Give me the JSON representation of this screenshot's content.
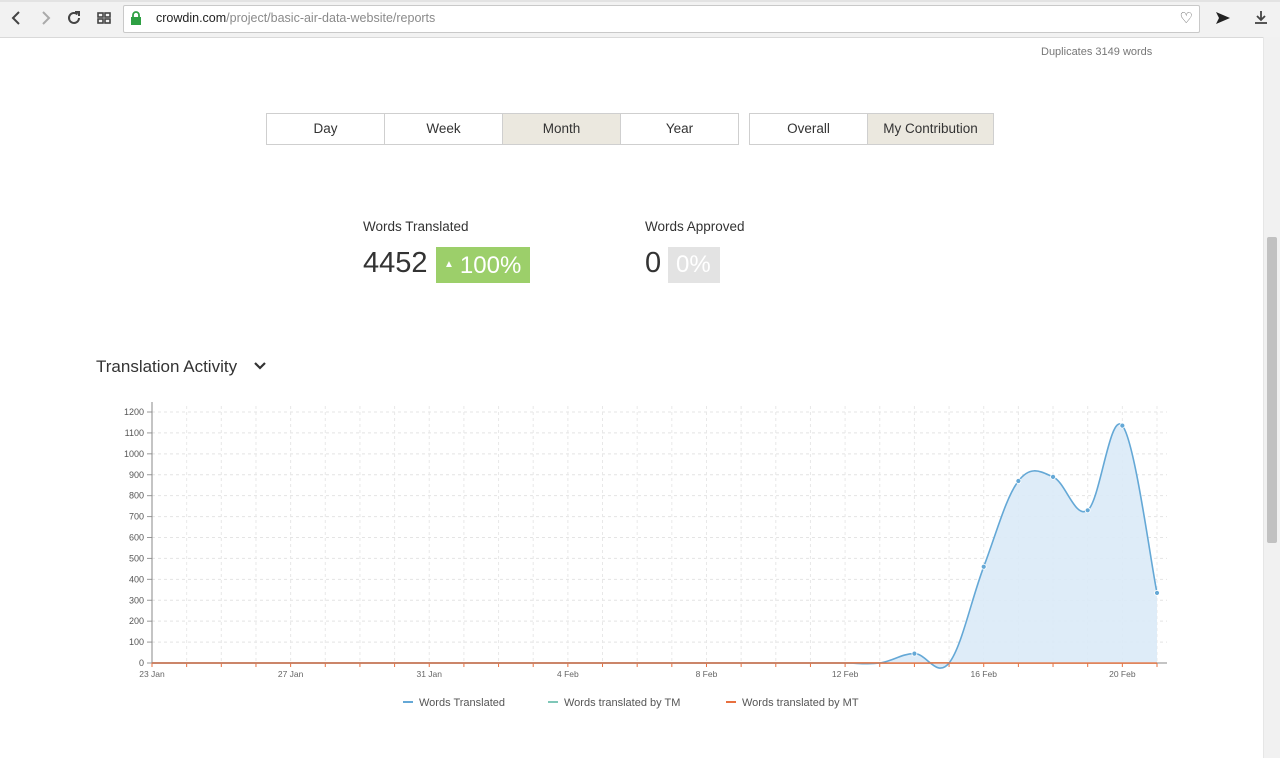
{
  "browser": {
    "url_domain": "crowdin.com",
    "url_path": "/project/basic-air-data-website/reports"
  },
  "summary": {
    "duplicates": "Duplicates 3149 words"
  },
  "period_buttons": [
    {
      "label": "Day",
      "active": false
    },
    {
      "label": "Week",
      "active": false
    },
    {
      "label": "Month",
      "active": true
    },
    {
      "label": "Year",
      "active": false
    }
  ],
  "scope_buttons": [
    {
      "label": "Overall",
      "active": false
    },
    {
      "label": "My Contribution",
      "active": true
    }
  ],
  "stats": {
    "translated": {
      "label": "Words Translated",
      "value": "4452",
      "percent": "100%"
    },
    "approved": {
      "label": "Words Approved",
      "value": "0",
      "percent": "0%"
    }
  },
  "section": {
    "title": "Translation Activity"
  },
  "colors": {
    "translated": "#64a8d6",
    "tm": "#7fc7b8",
    "mt": "#e8703f",
    "fill": "#daeaf7",
    "green": "#9ccf6a"
  },
  "chart_data": {
    "type": "area",
    "y_ticks": [
      0,
      100,
      200,
      300,
      400,
      500,
      600,
      700,
      800,
      900,
      1000,
      1100,
      1200
    ],
    "ylim": [
      0,
      1200
    ],
    "x_dates": [
      "23 Jan",
      "24 Jan",
      "25 Jan",
      "26 Jan",
      "27 Jan",
      "28 Jan",
      "29 Jan",
      "30 Jan",
      "31 Jan",
      "1 Feb",
      "2 Feb",
      "3 Feb",
      "4 Feb",
      "5 Feb",
      "6 Feb",
      "7 Feb",
      "8 Feb",
      "9 Feb",
      "10 Feb",
      "11 Feb",
      "12 Feb",
      "13 Feb",
      "14 Feb",
      "15 Feb",
      "16 Feb",
      "17 Feb",
      "18 Feb",
      "19 Feb",
      "20 Feb",
      "21 Feb"
    ],
    "x_tick_labels": [
      "23 Jan",
      "",
      "",
      "",
      "27 Jan",
      "",
      "",
      "",
      "31 Jan",
      "",
      "",
      "",
      "4 Feb",
      "",
      "",
      "",
      "8 Feb",
      "",
      "",
      "",
      "12 Feb",
      "",
      "",
      "",
      "16 Feb",
      "",
      "",
      "",
      "20 Feb",
      ""
    ],
    "series": [
      {
        "name": "Words Translated",
        "values": [
          0,
          0,
          0,
          0,
          0,
          0,
          0,
          0,
          0,
          0,
          0,
          0,
          0,
          0,
          0,
          0,
          0,
          0,
          0,
          0,
          0,
          0,
          45,
          0,
          460,
          870,
          890,
          730,
          1135,
          335
        ]
      },
      {
        "name": "Words translated by TM",
        "values": [
          0,
          0,
          0,
          0,
          0,
          0,
          0,
          0,
          0,
          0,
          0,
          0,
          0,
          0,
          0,
          0,
          0,
          0,
          0,
          0,
          0,
          0,
          0,
          0,
          0,
          0,
          0,
          0,
          0,
          0
        ]
      },
      {
        "name": "Words translated by MT",
        "values": [
          0,
          0,
          0,
          0,
          0,
          0,
          0,
          0,
          0,
          0,
          0,
          0,
          0,
          0,
          0,
          0,
          0,
          0,
          0,
          0,
          0,
          0,
          0,
          0,
          0,
          0,
          0,
          0,
          0,
          0
        ]
      }
    ],
    "grid": true,
    "legend": "bottom-center"
  }
}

Exercise prompt: Every line in the data that holds "name" should be copied out.

Written answer:
        "name": "Words Translated",
        "name": "Words translated by TM",
        "name": "Words translated by MT",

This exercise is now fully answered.